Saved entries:
************

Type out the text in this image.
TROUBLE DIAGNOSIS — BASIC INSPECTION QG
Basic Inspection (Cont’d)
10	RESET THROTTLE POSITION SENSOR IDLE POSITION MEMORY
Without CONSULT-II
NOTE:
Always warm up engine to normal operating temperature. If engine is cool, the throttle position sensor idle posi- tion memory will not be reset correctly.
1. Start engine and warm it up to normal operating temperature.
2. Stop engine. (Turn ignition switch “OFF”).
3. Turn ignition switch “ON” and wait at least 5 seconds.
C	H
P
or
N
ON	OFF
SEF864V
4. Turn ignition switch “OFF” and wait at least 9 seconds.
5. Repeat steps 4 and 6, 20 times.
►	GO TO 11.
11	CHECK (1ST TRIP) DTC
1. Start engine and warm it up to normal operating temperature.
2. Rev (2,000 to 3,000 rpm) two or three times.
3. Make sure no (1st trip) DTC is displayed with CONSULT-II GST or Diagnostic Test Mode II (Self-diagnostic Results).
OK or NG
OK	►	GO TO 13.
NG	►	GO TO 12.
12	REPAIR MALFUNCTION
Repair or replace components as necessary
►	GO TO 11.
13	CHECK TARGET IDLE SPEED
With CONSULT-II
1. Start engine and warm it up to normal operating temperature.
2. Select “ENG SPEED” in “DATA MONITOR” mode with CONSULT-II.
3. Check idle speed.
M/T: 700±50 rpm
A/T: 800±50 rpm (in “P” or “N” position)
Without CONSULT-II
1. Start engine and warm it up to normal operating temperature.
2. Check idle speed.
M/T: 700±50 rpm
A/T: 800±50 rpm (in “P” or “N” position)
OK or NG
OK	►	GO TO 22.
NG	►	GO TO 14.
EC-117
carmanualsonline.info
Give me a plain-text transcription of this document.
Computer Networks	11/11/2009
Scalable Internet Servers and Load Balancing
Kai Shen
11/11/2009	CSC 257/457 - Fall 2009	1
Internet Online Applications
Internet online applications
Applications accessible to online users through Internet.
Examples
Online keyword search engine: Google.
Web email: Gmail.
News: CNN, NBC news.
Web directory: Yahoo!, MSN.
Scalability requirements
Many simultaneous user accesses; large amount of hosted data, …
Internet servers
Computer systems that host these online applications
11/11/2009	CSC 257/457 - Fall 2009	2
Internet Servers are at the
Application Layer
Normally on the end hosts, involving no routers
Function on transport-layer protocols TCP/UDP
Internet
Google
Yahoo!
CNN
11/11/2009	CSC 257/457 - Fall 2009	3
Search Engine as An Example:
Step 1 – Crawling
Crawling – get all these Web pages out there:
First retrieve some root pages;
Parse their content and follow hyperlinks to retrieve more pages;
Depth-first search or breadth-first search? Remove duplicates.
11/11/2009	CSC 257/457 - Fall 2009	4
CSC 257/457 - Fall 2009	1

************

§ **Set problem**: Nothing in the data may differ; print all of it exactly as written.

§ **Expected answer**:
Type out the text in this image.
TROUBLE DIAGNOSIS — BASIC INSPECTION QG
Basic Inspection (Cont’d)
10	RESET THROTTLE POSITION SENSOR IDLE POSITION MEMORY
Without CONSULT-II
NOTE:
Always warm up engine to normal operating temperature. If engine is cool, the throttle position sensor idle posi- tion memory will not be reset correctly.
1. Start engine and warm it up to normal operating temperature.
2. Stop engine. (Turn ignition switch “OFF”).
3. Turn ignition switch “ON” and wait at least 5 seconds.
C	H
P
or
N
ON	OFF
SEF864V
4. Turn ignition switch “OFF” and wait at least 9 seconds.
5. Repeat steps 4 and 6, 20 times.
►	GO TO 11.
11	CHECK (1ST TRIP) DTC
1. Start engine and warm it up to normal operating temperature.
2. Rev (2,000 to 3,000 rpm) two or three times.
3. Make sure no (1st trip) DTC is displayed with CONSULT-II GST or Diagnostic Test Mode II (Self-diagnostic Results).
OK or NG
OK	►	GO TO 13.
NG	►	GO TO 12.
12	REPAIR MALFUNCTION
Repair or replace components as necessary
►	GO TO 11.
13	CHECK TARGET IDLE SPEED
With CONSULT-II
1. Start engine and warm it up to normal operating temperature.
2. Select “ENG SPEED” in “DATA MONITOR” mode with CONSULT-II.
3. Check idle speed.
M/T: 700±50 rpm
A/T: 800±50 rpm (in “P” or “N” position)
Without CONSULT-II
1. Start engine and warm it up to normal operating temperature.
2. Check idle speed.
M/T: 700±50 rpm
A/T: 800±50 rpm (in “P” or “N” position)
OK or NG
OK	►	GO TO 22.
NG	►	GO TO 14.
EC-117
carmanualsonline.info
Give me a plain-text transcription of this document.
Computer Networks	11/11/2009
Scalable Internet Servers and Load Balancing
Kai Shen
11/11/2009	CSC 257/457 - Fall 2009	1
Internet Online Applications
Internet online applications
Applications accessible to online users through Internet.
Examples
Online keyword search engine: Google.
Web email: Gmail.
News: CNN, NBC news.
Web directory: Yahoo!, MSN.
Scalability requirements
Many simultaneous user accesses; large amount of hosted data, …
Internet servers
Computer systems that host these online applications
11/11/2009	CSC 257/457 - Fall 2009	2
Internet Servers are at the
Application Layer
Normally on the end hosts, involving no routers
Function on transport-layer protocols TCP/UDP
Internet
Google
Yahoo!
CNN
11/11/2009	CSC 257/457 - Fall 2009	3
Search Engine as An Example:
Step 1 – Crawling
Crawling – get all these Web pages out there:
First retrieve some root pages;
Parse their content and follow hyperlinks to retrieve more pages;
Depth-first search or breadth-first search? Remove duplicates.
11/11/2009	CSC 257/457 - Fall 2009	4
CSC 257/457 - Fall 2009	1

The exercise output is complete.